## [What is asked]
Pick out the lines containing "packets".

## [Task data]
* * * *

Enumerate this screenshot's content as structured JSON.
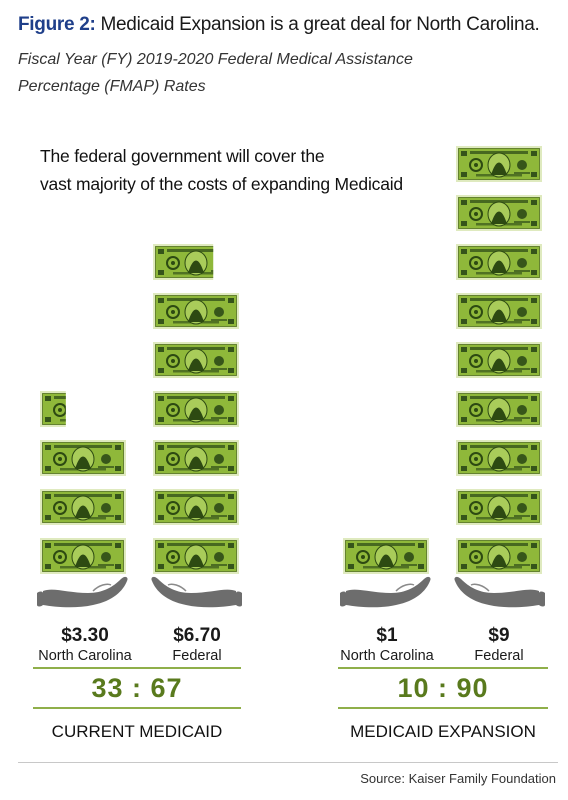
{
  "title": {
    "lead": "Figure 2:",
    "rest": " Medicaid Expansion is a great deal for North Carolina."
  },
  "subtitle_line1": "Fiscal Year (FY) 2019-2020 Federal Medical Assistance",
  "subtitle_line2": "Percentage (FMAP) Rates",
  "annotation_line1": "The federal government will cover the",
  "annotation_line2": "vast majority of the costs of expanding Medicaid",
  "source": "Source: Kaiser Family Foundation",
  "colors": {
    "bill_fill": "#8fb83a",
    "bill_border": "#dfeabf",
    "bill_dark": "#2d4a12",
    "hand": "#6d6d6d",
    "ratio_green": "#597a1d",
    "rule_green": "#8faf4a"
  },
  "icons": {
    "bill": "dollar-bill-icon",
    "hand": "open-hand-icon"
  },
  "chart_data": {
    "type": "pictograph",
    "unit": "one dollar bill",
    "groups": [
      {
        "name": "CURRENT MEDICAID",
        "ratio": "33 : 67",
        "bars": [
          {
            "amount_label": "$3.30",
            "category": "North Carolina",
            "value": 3.3
          },
          {
            "amount_label": "$6.70",
            "category": "Federal",
            "value": 6.7
          }
        ]
      },
      {
        "name": "MEDICAID EXPANSION",
        "ratio": "10 : 90",
        "bars": [
          {
            "amount_label": "$1",
            "category": "North Carolina",
            "value": 1
          },
          {
            "amount_label": "$9",
            "category": "Federal",
            "value": 9
          }
        ]
      }
    ]
  }
}
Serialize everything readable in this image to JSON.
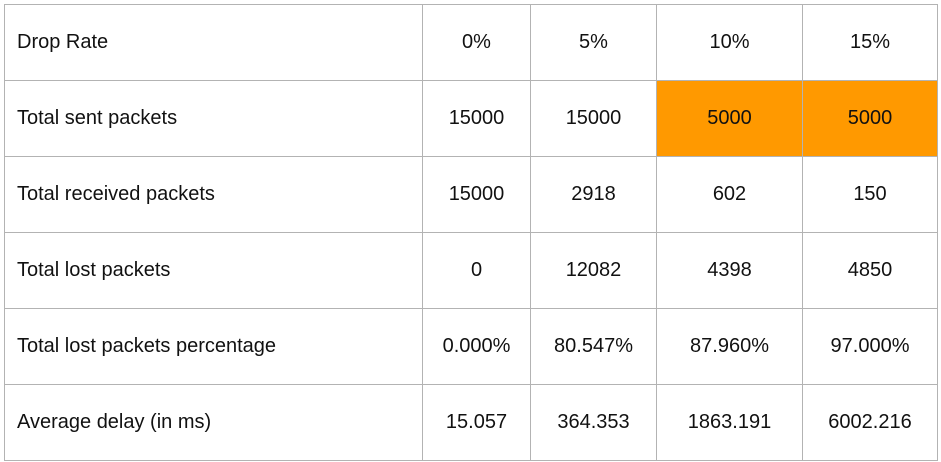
{
  "table": {
    "highlight_color": "#FF9900",
    "header": {
      "label": "Drop Rate",
      "values": [
        "0%",
        "5%",
        "10%",
        "15%"
      ]
    },
    "rows": [
      {
        "label": "Total sent packets",
        "values": [
          "15000",
          "15000",
          "5000",
          "5000"
        ],
        "highlighted": [
          false,
          false,
          true,
          true
        ]
      },
      {
        "label": "Total received packets",
        "values": [
          "15000",
          "2918",
          "602",
          "150"
        ],
        "highlighted": [
          false,
          false,
          false,
          false
        ]
      },
      {
        "label": "Total lost packets",
        "values": [
          "0",
          "12082",
          "4398",
          "4850"
        ],
        "highlighted": [
          false,
          false,
          false,
          false
        ]
      },
      {
        "label": "Total lost packets percentage",
        "values": [
          "0.000%",
          "80.547%",
          "87.960%",
          "97.000%"
        ],
        "highlighted": [
          false,
          false,
          false,
          false
        ]
      },
      {
        "label": "Average delay (in ms)",
        "values": [
          "15.057",
          "364.353",
          "1863.191",
          "6002.216"
        ],
        "highlighted": [
          false,
          false,
          false,
          false
        ]
      }
    ]
  }
}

* * * *

## [Reply to the task]
        "label": "Total sent packets",
        "label": "Total received packets",
        "label": "Total lost packets",
        "label": "Total lost packets percentage",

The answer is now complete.